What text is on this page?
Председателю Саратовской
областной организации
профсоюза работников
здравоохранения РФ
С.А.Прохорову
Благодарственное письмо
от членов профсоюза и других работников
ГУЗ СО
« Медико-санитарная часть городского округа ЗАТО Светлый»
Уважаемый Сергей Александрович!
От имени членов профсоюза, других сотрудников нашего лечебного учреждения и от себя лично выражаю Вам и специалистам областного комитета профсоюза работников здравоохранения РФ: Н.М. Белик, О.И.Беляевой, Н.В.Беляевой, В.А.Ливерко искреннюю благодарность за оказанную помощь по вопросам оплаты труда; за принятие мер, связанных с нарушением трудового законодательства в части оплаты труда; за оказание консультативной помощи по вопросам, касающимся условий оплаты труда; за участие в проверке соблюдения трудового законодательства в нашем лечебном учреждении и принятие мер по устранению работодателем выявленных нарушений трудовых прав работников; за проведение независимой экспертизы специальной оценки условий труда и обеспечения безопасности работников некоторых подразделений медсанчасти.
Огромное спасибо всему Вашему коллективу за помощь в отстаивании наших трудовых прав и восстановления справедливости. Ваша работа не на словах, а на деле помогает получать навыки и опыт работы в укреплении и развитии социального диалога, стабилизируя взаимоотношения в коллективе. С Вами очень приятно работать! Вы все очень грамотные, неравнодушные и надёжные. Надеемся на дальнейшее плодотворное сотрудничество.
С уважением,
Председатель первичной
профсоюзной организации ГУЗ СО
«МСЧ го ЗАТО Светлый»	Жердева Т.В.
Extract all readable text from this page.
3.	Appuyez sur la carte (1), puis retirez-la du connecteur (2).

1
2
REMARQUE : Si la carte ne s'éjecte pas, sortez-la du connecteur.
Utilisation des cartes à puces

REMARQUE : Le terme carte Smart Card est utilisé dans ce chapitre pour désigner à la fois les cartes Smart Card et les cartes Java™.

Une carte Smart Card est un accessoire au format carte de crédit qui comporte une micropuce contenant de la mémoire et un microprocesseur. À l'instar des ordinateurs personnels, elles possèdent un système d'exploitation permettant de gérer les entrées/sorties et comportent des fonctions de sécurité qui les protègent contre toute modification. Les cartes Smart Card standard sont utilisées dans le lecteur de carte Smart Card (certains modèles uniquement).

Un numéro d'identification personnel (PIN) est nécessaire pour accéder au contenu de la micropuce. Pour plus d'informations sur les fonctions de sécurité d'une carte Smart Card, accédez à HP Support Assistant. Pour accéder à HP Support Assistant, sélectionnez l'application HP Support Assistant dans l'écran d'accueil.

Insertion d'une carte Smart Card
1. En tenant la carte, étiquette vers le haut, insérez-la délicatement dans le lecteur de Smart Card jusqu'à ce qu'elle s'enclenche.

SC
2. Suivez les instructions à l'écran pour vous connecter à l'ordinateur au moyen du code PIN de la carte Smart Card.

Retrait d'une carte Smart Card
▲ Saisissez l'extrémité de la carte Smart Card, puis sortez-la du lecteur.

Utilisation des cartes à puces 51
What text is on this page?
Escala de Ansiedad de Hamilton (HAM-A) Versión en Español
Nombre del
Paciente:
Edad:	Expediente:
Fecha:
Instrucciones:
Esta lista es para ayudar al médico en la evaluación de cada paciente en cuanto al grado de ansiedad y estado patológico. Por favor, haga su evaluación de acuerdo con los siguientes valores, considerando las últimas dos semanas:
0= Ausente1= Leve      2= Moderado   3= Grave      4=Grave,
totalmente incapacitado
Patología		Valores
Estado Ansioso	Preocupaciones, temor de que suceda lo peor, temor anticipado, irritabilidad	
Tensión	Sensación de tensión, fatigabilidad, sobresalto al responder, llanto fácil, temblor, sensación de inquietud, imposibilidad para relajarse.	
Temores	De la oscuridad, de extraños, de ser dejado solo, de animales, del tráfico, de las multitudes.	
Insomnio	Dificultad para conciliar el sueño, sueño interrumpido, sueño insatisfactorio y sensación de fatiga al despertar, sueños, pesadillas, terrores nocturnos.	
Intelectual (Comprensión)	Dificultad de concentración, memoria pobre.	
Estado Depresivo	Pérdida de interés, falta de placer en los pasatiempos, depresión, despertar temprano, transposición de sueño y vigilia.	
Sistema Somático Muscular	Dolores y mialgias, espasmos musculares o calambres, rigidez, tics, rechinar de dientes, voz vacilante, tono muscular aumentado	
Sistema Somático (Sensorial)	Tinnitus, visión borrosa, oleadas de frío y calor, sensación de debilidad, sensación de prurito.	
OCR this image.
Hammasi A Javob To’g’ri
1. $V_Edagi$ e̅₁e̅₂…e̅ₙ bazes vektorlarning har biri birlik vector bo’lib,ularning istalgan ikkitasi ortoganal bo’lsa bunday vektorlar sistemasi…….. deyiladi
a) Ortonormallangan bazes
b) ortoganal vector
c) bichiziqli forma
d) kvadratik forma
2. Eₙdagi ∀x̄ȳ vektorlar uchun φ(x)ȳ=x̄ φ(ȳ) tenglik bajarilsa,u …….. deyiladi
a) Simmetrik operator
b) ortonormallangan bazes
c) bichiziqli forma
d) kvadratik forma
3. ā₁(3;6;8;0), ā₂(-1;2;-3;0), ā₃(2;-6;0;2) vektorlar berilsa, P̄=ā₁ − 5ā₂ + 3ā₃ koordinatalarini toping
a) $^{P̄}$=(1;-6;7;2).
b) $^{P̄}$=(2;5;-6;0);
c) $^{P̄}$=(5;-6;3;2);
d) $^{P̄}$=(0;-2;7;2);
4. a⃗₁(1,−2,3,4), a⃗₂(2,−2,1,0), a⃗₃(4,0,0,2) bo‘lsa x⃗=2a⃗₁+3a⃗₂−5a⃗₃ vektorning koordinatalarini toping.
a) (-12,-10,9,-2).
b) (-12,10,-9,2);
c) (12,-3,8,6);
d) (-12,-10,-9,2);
- - - - -
▸ **GIVEN TASK**:
Please set down each line of the records exactly as given.

▸ **CORRECT RESPONSE**:
What text is on this page?
Председателю Саратовской
областной организации
профсоюза работников
здравоохранения РФ
С.А.Прохорову
Благодарственное письмо
от членов профсоюза и других работников
ГУЗ СО
« Медико-санитарная часть городского округа ЗАТО Светлый»
Уважаемый Сергей Александрович!
От имени членов профсоюза, других сотрудников нашего лечебного учреждения и от себя лично выражаю Вам и специалистам областного комитета профсоюза работников здравоохранения РФ: Н.М. Белик, О.И.Беляевой, Н.В.Беляевой, В.А.Ливерко искреннюю благодарность за оказанную помощь по вопросам оплаты труда; за принятие мер, связанных с нарушением трудового законодательства в части оплаты труда; за оказание консультативной помощи по вопросам, касающимся условий оплаты труда; за участие в проверке соблюдения трудового законодательства в нашем лечебном учреждении и принятие мер по устранению работодателем выявленных нарушений трудовых прав работников; за проведение независимой экспертизы специальной оценки условий труда и обеспечения безопасности работников некоторых подразделений медсанчасти.
Огромное спасибо всему Вашему коллективу за помощь в отстаивании наших трудовых прав и восстановления справедливости. Ваша работа не на словах, а на деле помогает получать навыки и опыт работы в укреплении и развитии социального диалога, стабилизируя взаимоотношения в коллективе. С Вами очень приятно работать! Вы все очень грамотные, неравнодушные и надёжные. Надеемся на дальнейшее плодотворное сотрудничество.
С уважением,
Председатель первичной
профсоюзной организации ГУЗ СО
«МСЧ го ЗАТО Светлый»	Жердева Т.В.
Extract all readable text from this page.
3.	Appuyez sur la carte (1), puis retirez-la du connecteur (2).

1
2
REMARQUE : Si la carte ne s'éjecte pas, sortez-la du connecteur.
Utilisation des cartes à puces

REMARQUE : Le terme carte Smart Card est utilisé dans ce chapitre pour désigner à la fois les cartes Smart Card et les cartes Java™.

Une carte Smart Card est un accessoire au format carte de crédit qui comporte une micropuce contenant de la mémoire et un microprocesseur. À l'instar des ordinateurs personnels, elles possèdent un système d'exploitation permettant de gérer les entrées/sorties et comportent des fonctions de sécurité qui les protègent contre toute modification. Les cartes Smart Card standard sont utilisées dans le lecteur de carte Smart Card (certains modèles uniquement).

Un numéro d'identification personnel (PIN) est nécessaire pour accéder au contenu de la micropuce. Pour plus d'informations sur les fonctions de sécurité d'une carte Smart Card, accédez à HP Support Assistant. Pour accéder à HP Support Assistant, sélectionnez l'application HP Support Assistant dans l'écran d'accueil.

Insertion d'une carte Smart Card
1. En tenant la carte, étiquette vers le haut, insérez-la délicatement dans le lecteur de Smart Card jusqu'à ce qu'elle s'enclenche.

SC
2. Suivez les instructions à l'écran pour vous connecter à l'ordinateur au moyen du code PIN de la carte Smart Card.

Retrait d'une carte Smart Card
▲ Saisissez l'extrémité de la carte Smart Card, puis sortez-la du lecteur.

Utilisation des cartes à puces 51
What text is on this page?
Escala de Ansiedad de Hamilton (HAM-A) Versión en Español
Nombre del
Paciente:
Edad:	Expediente:
Fecha:
Instrucciones:
Esta lista es para ayudar al médico en la evaluación de cada paciente en cuanto al grado de ansiedad y estado patológico. Por favor, haga su evaluación de acuerdo con los siguientes valores, considerando las últimas dos semanas:
0= Ausente1= Leve      2= Moderado   3= Grave      4=Grave,
totalmente incapacitado
Patología		Valores
Estado Ansioso	Preocupaciones, temor de que suceda lo peor, temor anticipado, irritabilidad	
Tensión	Sensación de tensión, fatigabilidad, sobresalto al responder, llanto fácil, temblor, sensación de inquietud, imposibilidad para relajarse.	
Temores	De la oscuridad, de extraños, de ser dejado solo, de animales, del tráfico, de las multitudes.	
Insomnio	Dificultad para conciliar el sueño, sueño interrumpido, sueño insatisfactorio y sensación de fatiga al despertar, sueños, pesadillas, terrores nocturnos.	
Intelectual (Comprensión)	Dificultad de concentración, memoria pobre.	
Estado Depresivo	Pérdida de interés, falta de placer en los pasatiempos, depresión, despertar temprano, transposición de sueño y vigilia.	
Sistema Somático Muscular	Dolores y mialgias, espasmos musculares o calambres, rigidez, tics, rechinar de dientes, voz vacilante, tono muscular aumentado	
Sistema Somático (Sensorial)	Tinnitus, visión borrosa, oleadas de frío y calor, sensación de debilidad, sensación de prurito.	
OCR this image.
Hammasi A Javob To’g’ri
1. $V_Edagi$ e̅₁e̅₂…e̅ₙ bazes vektorlarning har biri birlik vector bo’lib,ularning istalgan ikkitasi ortoganal bo’lsa bunday vektorlar sistemasi…….. deyiladi
a) Ortonormallangan bazes
b) ortoganal vector
c) bichiziqli forma
d) kvadratik forma
2. Eₙdagi ∀x̄ȳ vektorlar uchun φ(x)ȳ=x̄ φ(ȳ) tenglik bajarilsa,u …….. deyiladi
a) Simmetrik operator
b) ortonormallangan bazes
c) bichiziqli forma
d) kvadratik forma
3. ā₁(3;6;8;0), ā₂(-1;2;-3;0), ā₃(2;-6;0;2) vektorlar berilsa, P̄=ā₁ − 5ā₂ + 3ā₃ koordinatalarini toping
a) $^{P̄}$=(1;-6;7;2).
b) $^{P̄}$=(2;5;-6;0);
c) $^{P̄}$=(5;-6;3;2);
d) $^{P̄}$=(0;-2;7;2);
4. a⃗₁(1,−2,3,4), a⃗₂(2,−2,1,0), a⃗₃(4,0,0,2) bo‘lsa x⃗=2a⃗₁+3a⃗₂−5a⃗₃ vektorning koordinatalarini toping.
a) (-12,-10,9,-2).
b) (-12,10,-9,2);
c) (12,-3,8,6);
d) (-12,-10,-9,2);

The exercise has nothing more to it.